● **WHAT IS ASKED**
Look through the data below. Show each line where the string "stages" occurs.

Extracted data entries
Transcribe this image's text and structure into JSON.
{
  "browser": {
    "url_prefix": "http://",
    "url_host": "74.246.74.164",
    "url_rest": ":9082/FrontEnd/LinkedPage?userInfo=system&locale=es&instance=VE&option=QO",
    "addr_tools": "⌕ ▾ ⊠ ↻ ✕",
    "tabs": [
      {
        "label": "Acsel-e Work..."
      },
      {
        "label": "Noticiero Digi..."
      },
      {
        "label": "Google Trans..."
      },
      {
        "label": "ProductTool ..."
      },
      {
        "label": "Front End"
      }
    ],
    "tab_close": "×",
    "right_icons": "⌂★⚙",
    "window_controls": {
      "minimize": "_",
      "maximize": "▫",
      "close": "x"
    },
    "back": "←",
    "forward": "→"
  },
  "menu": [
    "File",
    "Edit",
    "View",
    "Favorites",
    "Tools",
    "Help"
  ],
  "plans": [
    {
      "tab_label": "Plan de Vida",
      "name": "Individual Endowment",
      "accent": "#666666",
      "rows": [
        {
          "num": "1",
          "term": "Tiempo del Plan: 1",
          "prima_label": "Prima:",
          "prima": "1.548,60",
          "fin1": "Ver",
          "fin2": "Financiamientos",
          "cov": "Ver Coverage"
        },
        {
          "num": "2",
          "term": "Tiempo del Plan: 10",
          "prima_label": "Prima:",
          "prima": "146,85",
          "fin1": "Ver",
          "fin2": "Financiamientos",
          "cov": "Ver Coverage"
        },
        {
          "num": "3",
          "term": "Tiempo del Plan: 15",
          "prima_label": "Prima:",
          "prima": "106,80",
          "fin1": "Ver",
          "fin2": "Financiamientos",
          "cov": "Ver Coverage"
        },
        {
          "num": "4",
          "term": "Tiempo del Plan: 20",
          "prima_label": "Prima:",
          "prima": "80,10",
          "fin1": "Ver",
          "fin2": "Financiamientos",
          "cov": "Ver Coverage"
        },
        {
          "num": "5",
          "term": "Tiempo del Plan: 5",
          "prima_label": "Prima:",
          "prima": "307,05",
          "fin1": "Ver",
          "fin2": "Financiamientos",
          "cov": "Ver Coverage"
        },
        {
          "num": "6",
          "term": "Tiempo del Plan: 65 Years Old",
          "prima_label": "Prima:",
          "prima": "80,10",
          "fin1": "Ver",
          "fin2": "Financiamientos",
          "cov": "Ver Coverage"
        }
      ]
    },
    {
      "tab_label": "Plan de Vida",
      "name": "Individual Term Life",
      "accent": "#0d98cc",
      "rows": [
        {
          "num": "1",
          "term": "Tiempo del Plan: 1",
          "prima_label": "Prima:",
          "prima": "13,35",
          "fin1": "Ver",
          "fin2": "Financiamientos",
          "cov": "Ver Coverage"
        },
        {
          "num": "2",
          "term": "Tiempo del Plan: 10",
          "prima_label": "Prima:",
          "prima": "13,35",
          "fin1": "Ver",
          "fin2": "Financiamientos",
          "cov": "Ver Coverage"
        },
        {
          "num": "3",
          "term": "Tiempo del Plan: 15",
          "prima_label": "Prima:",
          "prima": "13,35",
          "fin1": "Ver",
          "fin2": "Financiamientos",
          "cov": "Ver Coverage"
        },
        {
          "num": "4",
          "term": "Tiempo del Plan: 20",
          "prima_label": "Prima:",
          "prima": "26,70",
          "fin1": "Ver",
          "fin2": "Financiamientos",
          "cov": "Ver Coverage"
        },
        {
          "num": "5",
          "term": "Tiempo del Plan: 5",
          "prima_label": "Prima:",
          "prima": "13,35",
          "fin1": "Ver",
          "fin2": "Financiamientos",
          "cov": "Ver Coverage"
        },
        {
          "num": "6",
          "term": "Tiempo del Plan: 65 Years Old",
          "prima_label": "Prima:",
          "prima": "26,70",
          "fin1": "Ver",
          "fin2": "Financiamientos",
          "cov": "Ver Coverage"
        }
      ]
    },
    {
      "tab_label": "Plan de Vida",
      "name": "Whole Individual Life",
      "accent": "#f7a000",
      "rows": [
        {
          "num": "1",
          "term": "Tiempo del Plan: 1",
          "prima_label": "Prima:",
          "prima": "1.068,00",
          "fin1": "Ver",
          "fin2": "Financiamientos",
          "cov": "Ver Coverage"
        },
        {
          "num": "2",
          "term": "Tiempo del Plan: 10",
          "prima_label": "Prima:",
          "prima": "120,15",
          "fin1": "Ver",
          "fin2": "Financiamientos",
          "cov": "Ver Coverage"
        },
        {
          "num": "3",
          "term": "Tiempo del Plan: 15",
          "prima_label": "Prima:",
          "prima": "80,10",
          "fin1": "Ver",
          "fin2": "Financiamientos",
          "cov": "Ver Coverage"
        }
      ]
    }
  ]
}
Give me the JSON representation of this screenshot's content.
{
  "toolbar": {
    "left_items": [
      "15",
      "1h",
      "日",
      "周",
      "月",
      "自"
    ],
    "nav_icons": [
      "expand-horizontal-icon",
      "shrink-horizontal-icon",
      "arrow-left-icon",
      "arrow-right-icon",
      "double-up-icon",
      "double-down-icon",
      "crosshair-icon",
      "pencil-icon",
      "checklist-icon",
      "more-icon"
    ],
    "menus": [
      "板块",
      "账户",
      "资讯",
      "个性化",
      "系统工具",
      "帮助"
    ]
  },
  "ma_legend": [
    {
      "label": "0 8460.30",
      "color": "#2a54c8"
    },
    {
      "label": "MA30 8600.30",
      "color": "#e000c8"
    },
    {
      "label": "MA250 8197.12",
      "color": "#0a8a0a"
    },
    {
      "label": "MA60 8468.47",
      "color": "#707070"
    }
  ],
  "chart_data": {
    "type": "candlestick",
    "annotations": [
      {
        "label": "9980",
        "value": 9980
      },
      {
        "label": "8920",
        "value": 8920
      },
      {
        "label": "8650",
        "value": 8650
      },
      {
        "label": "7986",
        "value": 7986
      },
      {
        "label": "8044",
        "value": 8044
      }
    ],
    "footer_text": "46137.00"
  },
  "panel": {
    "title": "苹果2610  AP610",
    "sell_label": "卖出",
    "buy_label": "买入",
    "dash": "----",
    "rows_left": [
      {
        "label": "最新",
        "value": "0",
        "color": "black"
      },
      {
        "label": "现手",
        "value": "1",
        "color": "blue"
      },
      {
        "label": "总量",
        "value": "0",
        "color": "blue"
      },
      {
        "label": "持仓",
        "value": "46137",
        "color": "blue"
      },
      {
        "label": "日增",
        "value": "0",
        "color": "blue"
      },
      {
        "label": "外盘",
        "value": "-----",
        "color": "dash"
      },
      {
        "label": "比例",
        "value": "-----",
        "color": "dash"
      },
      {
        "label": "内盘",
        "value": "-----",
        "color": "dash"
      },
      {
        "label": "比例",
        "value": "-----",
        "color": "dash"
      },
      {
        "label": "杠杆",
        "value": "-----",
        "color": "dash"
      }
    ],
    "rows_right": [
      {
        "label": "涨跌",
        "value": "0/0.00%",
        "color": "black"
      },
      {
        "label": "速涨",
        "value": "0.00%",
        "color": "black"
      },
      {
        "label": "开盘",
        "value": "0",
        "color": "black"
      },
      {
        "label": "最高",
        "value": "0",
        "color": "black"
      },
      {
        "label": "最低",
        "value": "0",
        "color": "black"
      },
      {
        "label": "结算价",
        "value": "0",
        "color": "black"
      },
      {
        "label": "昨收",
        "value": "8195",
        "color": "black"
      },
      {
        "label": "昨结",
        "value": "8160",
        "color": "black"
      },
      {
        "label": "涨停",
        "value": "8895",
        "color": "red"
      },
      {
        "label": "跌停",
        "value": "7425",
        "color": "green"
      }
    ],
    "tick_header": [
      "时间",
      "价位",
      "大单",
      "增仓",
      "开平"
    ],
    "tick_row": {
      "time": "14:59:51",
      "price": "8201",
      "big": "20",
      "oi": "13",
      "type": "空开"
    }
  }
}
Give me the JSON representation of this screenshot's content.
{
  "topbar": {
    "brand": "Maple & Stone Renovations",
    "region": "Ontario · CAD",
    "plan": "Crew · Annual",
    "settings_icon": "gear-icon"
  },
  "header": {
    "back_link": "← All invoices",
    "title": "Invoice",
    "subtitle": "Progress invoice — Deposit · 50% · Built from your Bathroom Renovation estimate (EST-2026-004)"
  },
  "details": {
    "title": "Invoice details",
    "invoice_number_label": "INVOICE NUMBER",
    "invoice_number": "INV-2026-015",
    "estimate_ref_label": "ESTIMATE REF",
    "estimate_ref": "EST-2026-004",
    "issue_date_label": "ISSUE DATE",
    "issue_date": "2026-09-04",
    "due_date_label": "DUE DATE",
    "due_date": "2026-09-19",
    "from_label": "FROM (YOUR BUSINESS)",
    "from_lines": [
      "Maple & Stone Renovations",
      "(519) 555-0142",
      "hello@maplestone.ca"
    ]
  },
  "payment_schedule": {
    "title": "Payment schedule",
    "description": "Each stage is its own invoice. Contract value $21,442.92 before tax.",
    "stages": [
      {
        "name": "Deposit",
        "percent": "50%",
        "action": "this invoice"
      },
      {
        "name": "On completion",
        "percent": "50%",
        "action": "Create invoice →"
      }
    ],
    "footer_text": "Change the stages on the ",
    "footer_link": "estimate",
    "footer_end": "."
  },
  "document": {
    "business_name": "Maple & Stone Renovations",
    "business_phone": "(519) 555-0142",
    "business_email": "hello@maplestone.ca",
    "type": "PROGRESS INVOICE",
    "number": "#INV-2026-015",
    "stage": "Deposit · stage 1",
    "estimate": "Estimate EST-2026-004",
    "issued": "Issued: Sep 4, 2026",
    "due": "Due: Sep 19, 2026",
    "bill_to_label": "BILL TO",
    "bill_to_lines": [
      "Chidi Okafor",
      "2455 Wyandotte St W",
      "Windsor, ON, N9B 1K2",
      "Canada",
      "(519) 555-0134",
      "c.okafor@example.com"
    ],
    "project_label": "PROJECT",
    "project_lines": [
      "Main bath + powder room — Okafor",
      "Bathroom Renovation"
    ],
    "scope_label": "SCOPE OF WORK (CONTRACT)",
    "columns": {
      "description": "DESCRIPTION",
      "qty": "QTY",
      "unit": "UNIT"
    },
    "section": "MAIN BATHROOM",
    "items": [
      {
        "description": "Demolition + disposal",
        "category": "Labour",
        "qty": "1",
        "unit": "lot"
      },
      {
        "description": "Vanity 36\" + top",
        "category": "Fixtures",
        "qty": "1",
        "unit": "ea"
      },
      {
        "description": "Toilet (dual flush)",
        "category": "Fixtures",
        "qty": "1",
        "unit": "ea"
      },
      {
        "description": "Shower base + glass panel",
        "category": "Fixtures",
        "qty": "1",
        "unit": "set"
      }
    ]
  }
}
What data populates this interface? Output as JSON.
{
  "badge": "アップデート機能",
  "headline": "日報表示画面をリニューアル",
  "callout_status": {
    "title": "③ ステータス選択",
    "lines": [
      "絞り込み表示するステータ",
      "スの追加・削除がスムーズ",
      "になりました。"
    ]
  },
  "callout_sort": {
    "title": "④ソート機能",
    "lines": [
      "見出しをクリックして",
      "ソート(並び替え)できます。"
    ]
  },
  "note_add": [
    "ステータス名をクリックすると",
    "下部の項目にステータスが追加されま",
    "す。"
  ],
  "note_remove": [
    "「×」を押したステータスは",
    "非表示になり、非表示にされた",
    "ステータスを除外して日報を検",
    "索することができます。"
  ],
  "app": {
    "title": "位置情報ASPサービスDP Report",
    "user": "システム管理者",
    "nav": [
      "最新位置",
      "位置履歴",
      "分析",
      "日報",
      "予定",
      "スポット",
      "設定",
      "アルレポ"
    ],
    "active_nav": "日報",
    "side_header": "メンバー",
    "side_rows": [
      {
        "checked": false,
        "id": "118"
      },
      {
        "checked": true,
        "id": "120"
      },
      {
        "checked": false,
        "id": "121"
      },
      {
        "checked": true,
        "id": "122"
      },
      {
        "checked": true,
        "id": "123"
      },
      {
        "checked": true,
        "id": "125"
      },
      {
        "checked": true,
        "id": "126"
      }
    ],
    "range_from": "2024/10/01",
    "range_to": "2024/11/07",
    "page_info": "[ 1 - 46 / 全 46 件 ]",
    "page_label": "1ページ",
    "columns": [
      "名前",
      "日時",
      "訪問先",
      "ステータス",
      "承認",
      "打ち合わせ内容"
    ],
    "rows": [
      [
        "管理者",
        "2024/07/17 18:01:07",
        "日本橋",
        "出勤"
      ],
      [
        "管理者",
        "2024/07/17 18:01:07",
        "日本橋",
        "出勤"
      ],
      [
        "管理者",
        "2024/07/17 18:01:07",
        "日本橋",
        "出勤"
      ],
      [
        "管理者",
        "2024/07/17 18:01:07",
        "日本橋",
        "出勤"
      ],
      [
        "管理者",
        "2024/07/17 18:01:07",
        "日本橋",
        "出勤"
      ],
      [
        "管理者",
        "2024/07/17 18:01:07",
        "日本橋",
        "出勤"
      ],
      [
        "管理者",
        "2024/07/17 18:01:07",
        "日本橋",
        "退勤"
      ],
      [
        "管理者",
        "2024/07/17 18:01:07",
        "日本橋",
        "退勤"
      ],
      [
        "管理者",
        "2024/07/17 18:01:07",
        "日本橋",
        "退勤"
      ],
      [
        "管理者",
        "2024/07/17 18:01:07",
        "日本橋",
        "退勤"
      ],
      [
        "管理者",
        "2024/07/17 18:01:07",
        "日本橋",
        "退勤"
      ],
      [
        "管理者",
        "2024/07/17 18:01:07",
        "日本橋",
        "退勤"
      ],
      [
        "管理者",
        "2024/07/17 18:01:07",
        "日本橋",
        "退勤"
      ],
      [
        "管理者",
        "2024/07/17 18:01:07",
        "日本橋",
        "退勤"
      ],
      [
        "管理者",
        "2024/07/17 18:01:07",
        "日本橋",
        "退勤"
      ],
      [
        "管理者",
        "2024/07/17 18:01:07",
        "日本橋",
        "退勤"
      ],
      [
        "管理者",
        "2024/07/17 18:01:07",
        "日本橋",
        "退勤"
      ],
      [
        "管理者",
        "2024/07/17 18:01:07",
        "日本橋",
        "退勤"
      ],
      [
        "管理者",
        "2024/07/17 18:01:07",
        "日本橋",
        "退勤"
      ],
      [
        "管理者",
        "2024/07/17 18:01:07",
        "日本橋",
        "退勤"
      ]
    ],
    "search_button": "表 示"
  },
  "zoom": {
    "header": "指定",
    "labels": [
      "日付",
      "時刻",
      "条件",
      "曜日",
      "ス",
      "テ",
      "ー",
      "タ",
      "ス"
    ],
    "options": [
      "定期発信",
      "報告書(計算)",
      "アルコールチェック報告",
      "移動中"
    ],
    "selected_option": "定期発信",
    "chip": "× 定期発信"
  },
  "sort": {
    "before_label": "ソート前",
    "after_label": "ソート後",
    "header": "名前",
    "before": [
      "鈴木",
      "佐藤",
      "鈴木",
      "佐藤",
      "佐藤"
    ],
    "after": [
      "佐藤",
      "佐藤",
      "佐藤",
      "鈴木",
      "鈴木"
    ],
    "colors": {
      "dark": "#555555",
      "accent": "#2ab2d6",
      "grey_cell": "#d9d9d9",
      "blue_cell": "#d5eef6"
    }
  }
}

● **CORRECT RESPONSE**
    "stages": [
    "footer_text": "Change the stages on the ",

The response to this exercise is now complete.